### EXERCISE DESCRIPTION
Report how many lines of the following entries include the string "正确的朗读节奏划分应为"; respond with the number alone.

### STORED RECORDS

---

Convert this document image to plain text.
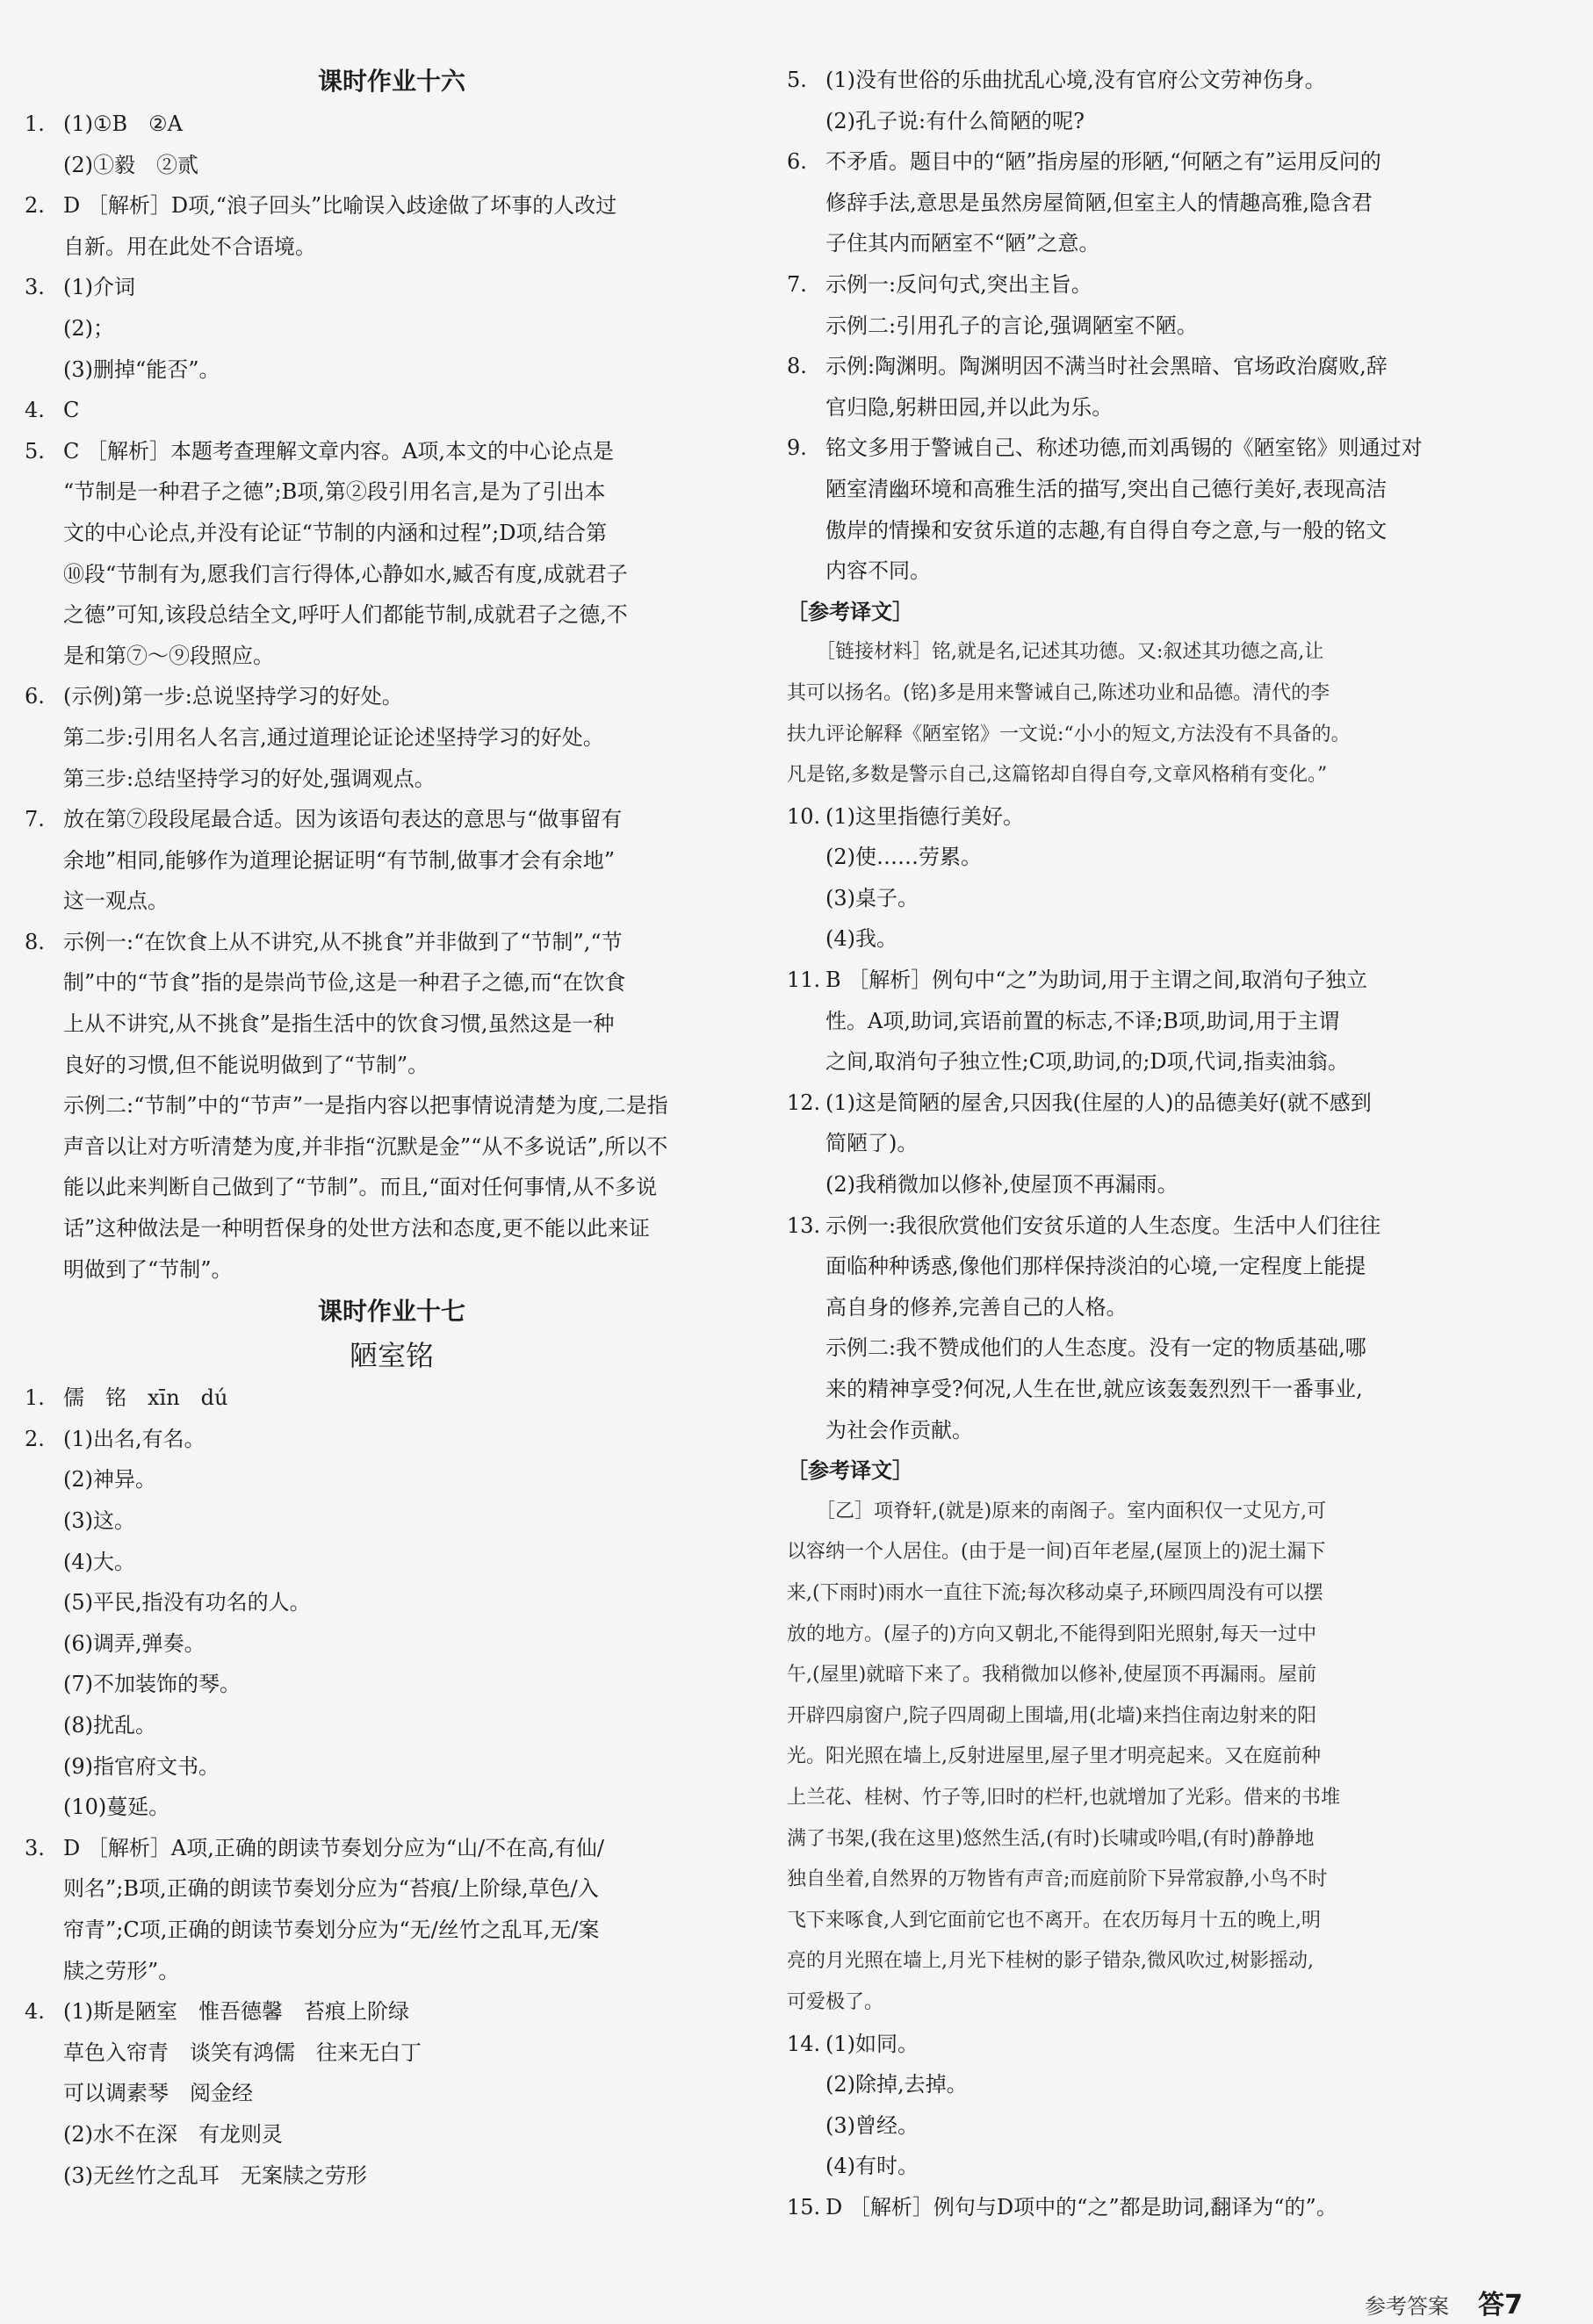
课时作业十六
1. (1)①B　②A
(2)①毅　②贰
2. D ［解析］D项,“浪子回头”比喻误入歧途做了坏事的人改过
自新。用在此处不合语境。
3. (1)介词
(2)；
(3)删掉“能否”。
4. C
5. C ［解析］本题考查理解文章内容。A项,本文的中心论点是
“节制是一种君子之德”;B项,第②段引用名言,是为了引出本
文的中心论点,并没有论证“节制的内涵和过程”;D项,结合第
⑩段“节制有为,愿我们言行得体,心静如水,臧否有度,成就君子
之德”可知,该段总结全文,呼吁人们都能节制,成就君子之德,不
是和第⑦～⑨段照应。
6. (示例)第一步:总说坚持学习的好处。
第二步:引用名人名言,通过道理论证论述坚持学习的好处。
第三步:总结坚持学习的好处,强调观点。
7. 放在第⑦段段尾最合适。因为该语句表达的意思与“做事留有
余地”相同,能够作为道理论据证明“有节制,做事才会有余地”
这一观点。
8. 示例一:“在饮食上从不讲究,从不挑食”并非做到了“节制”,“节
制”中的“节食”指的是崇尚节俭,这是一种君子之德,而“在饮食
上从不讲究,从不挑食”是指生活中的饮食习惯,虽然这是一种
良好的习惯,但不能说明做到了“节制”。
示例二:“节制”中的“节声”一是指内容以把事情说清楚为度,二是指
声音以让对方听清楚为度,并非指“沉默是金”“从不多说话”,所以不
能以此来判断自己做到了“节制”。而且,“面对任何事情,从不多说
话”这种做法是一种明哲保身的处世方法和态度,更不能以此来证
明做到了“节制”。
课时作业十七
陋室铭
1. 儒　铭　xīn　dú
2. (1)出名,有名。
(2)神异。
(3)这。
(4)大。
(5)平民,指没有功名的人。
(6)调弄,弹奏。
(7)不加装饰的琴。
(8)扰乱。
(9)指官府文书。
(10)蔓延。
3. D ［解析］A项,正确的朗读节奏划分应为“山/不在高,有仙/
则名”;B项,正确的朗读节奏划分应为“苔痕/上阶绿,草色/入
帘青”;C项,正确的朗读节奏划分应为“无/丝竹之乱耳,无/案
牍之劳形”。
4. (1)斯是陋室　惟吾德馨　苔痕上阶绿
草色入帘青　谈笑有鸿儒　往来无白丁
可以调素琴　阅金经
(2)水不在深　有龙则灵
(3)无丝竹之乱耳　无案牍之劳形
5. (1)没有世俗的乐曲扰乱心境,没有官府公文劳神伤身。
(2)孔子说:有什么简陋的呢?
6. 不矛盾。题目中的“陋”指房屋的形陋,“何陋之有”运用反问的
修辞手法,意思是虽然房屋简陋,但室主人的情趣高雅,隐含君
子住其内而陋室不“陋”之意。
7. 示例一:反问句式,突出主旨。
示例二:引用孔子的言论,强调陋室不陋。
8. 示例:陶渊明。陶渊明因不满当时社会黑暗、官场政治腐败,辞
官归隐,躬耕田园,并以此为乐。
9. 铭文多用于警诫自己、称述功德,而刘禹锡的《陋室铭》则通过对
陋室清幽环境和高雅生活的描写,突出自己德行美好,表现高洁
傲岸的情操和安贫乐道的志趣,有自得自夸之意,与一般的铭文
内容不同。
［参考译文］
　　［链接材料］铭,就是名,记述其功德。又:叙述其功德之高,让
其可以扬名。(铭)多是用来警诫自己,陈述功业和品德。清代的李
扶九评论解释《陋室铭》一文说:“小小的短文,方法没有不具备的。
凡是铭,多数是警示自己,这篇铭却自得自夸,文章风格稍有变化。”
10. (1)这里指德行美好。
(2)使……劳累。
(3)桌子。
(4)我。
11. B ［解析］例句中“之”为助词,用于主谓之间,取消句子独立
性。A项,助词,宾语前置的标志,不译;B项,助词,用于主谓
之间,取消句子独立性;C项,助词,的;D项,代词,指卖油翁。
12. (1)这是简陋的屋舍,只因我(住屋的人)的品德美好(就不感到
简陋了)。
(2)我稍微加以修补,使屋顶不再漏雨。
13. 示例一:我很欣赏他们安贫乐道的人生态度。生活中人们往往
面临种种诱惑,像他们那样保持淡泊的心境,一定程度上能提
高自身的修养,完善自己的人格。
示例二:我不赞成他们的人生态度。没有一定的物质基础,哪
来的精神享受?何况,人生在世,就应该轰轰烈烈干一番事业,
为社会作贡献。
［参考译文］
　　［乙］项脊轩,(就是)原来的南阁子。室内面积仅一丈见方,可
以容纳一个人居住。(由于是一间)百年老屋,(屋顶上的)泥土漏下
来,(下雨时)雨水一直往下流;每次移动桌子,环顾四周没有可以摆
放的地方。(屋子的)方向又朝北,不能得到阳光照射,每天一过中
午,(屋里)就暗下来了。我稍微加以修补,使屋顶不再漏雨。屋前
开辟四扇窗户,院子四周砌上围墙,用(北墙)来挡住南边射来的阳
光。阳光照在墙上,反射进屋里,屋子里才明亮起来。又在庭前种
上兰花、桂树、竹子等,旧时的栏杆,也就增加了光彩。借来的书堆
满了书架,(我在这里)悠然生活,(有时)长啸或吟唱,(有时)静静地
独自坐着,自然界的万物皆有声音;而庭前阶下异常寂静,小鸟不时
飞下来啄食,人到它面前它也不离开。在农历每月十五的晚上,明
亮的月光照在墙上,月光下桂树的影子错杂,微风吹过,树影摇动,
可爱极了。
14. (1)如同。
(2)除掉,去掉。
(3)曾经。
(4)有时。
15. D ［解析］例句与D项中的“之”都是助词,翻译为“的”。
参考答案 答7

---

### ANSWER TO THIS EXERCISE
3